## start

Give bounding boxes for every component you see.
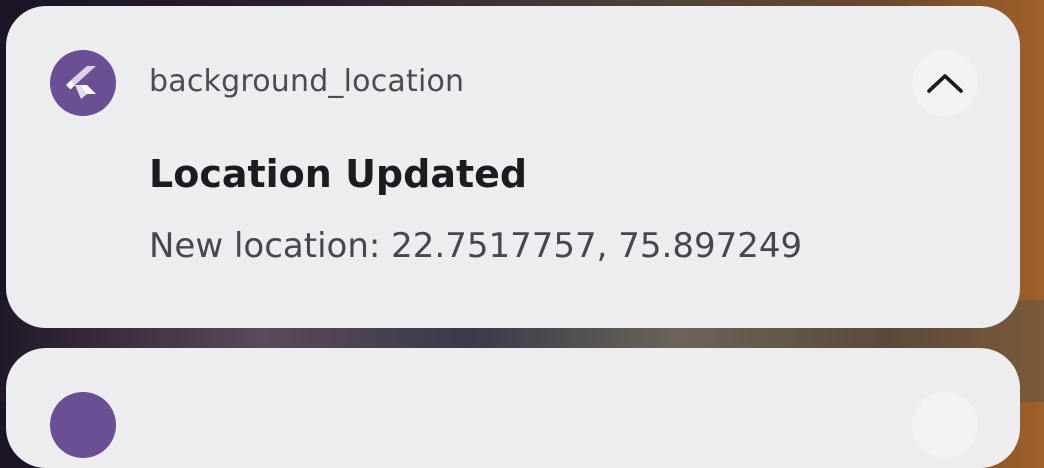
collapse-button[interactable]: [912, 50, 978, 116]
notification-card[interactable]: background_location Location Updated New…: [6, 6, 1020, 328]
notification-body: New location: 22.7517757, 75.897249: [149, 226, 803, 266]
notification-title: Location Updated: [149, 152, 528, 196]
next-notification-card[interactable]: [6, 348, 1020, 468]
chevron-up-icon: [927, 74, 963, 93]
app-name: background_location: [149, 64, 465, 99]
flutter-icon: [50, 50, 116, 116]
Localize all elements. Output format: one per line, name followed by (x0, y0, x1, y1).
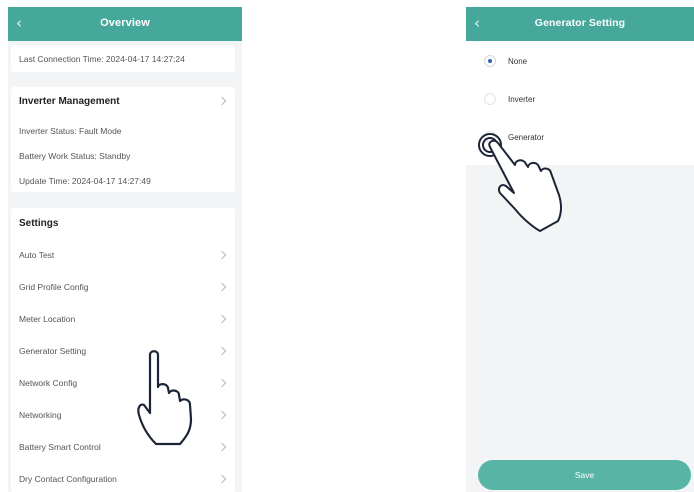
option-inverter[interactable]: Inverter (466, 83, 694, 113)
settings-item-label: Dry Contact Configuration (19, 474, 117, 484)
settings-title: Settings (19, 218, 59, 229)
settings-item-label: Network Config (19, 378, 78, 388)
page-title: Overview (100, 17, 150, 29)
inverter-management-title: Inverter Management (19, 96, 120, 107)
settings-item-meter-location[interactable]: Meter Location (11, 304, 235, 334)
settings-item-label: Auto Test (19, 250, 55, 260)
settings-item-label: Networking (19, 410, 62, 420)
inverter-status: Inverter Status: Fault Mode (19, 126, 122, 136)
option-label: None (508, 57, 528, 66)
tap-hand-icon (478, 133, 563, 232)
chevron-right-icon (217, 314, 227, 324)
generator-setting-header: ‹ Generator Setting (466, 7, 694, 41)
battery-work-status: Battery Work Status: Standby (19, 151, 131, 161)
option-none[interactable]: None (466, 45, 694, 75)
tap-hand-icon (137, 350, 193, 446)
option-label: Inverter (508, 95, 536, 104)
chevron-right-icon (217, 474, 227, 484)
chevron-right-icon (217, 442, 227, 452)
update-time: Update Time: 2024-04-17 14:27:49 (19, 176, 151, 186)
save-button[interactable]: Save (478, 460, 691, 490)
chevron-right-icon (217, 378, 227, 388)
chevron-right-icon (217, 282, 227, 292)
settings-item-label: Generator Setting (19, 346, 87, 356)
connection-card: Last Connection Time: 2024-04-17 14:27:2… (11, 45, 235, 72)
inverter-management-header[interactable]: Inverter Management (11, 87, 235, 115)
inverter-management-card: Inverter Management Inverter Status: Fau… (11, 87, 235, 192)
chevron-right-icon (217, 96, 227, 106)
radio-selected-icon[interactable] (484, 55, 496, 67)
overview-screen: ‹ Overview Last Connection Time: 2024-04… (8, 7, 242, 492)
settings-item-label: Grid Profile Config (19, 282, 89, 292)
last-connection-time: Last Connection Time: 2024-04-17 14:27:2… (19, 54, 185, 64)
radio-icon[interactable] (484, 93, 496, 105)
page-title: Generator Setting (534, 17, 626, 29)
settings-item-dry-contact-configuration[interactable]: Dry Contact Configuration (11, 464, 235, 492)
settings-item-label: Battery Smart Control (19, 442, 101, 452)
chevron-right-icon (217, 250, 227, 260)
generator-setting-screen: ‹ Generator Setting None Inverter Genera… (466, 7, 694, 492)
settings-item-auto-test[interactable]: Auto Test (11, 240, 235, 270)
settings-item-label: Meter Location (19, 314, 76, 324)
chevron-right-icon (217, 410, 227, 420)
overview-header: ‹ Overview (8, 7, 242, 41)
settings-item-grid-profile-config[interactable]: Grid Profile Config (11, 272, 235, 302)
chevron-right-icon (217, 346, 227, 356)
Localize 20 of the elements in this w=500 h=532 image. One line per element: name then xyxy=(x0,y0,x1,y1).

## end

◆ SET EXERCISE ◆
Output the rows from the line containing "collapse-button[interactable]: [912, 50, 978, 116]" through the line containing "226, 803, 266]", inclusive, as a JSON list of strings with one string per line.

◆ THE SOLUTION ◆
[
  "collapse-button[interactable]: [912, 50, 978, 116]",
  "notification-card[interactable]: background_location Location Updated New…: [6, 6, 1020, 328]",
  "notification-body: New location: 22.7517757, 75.897249: [149, 226, 803, 266]"
]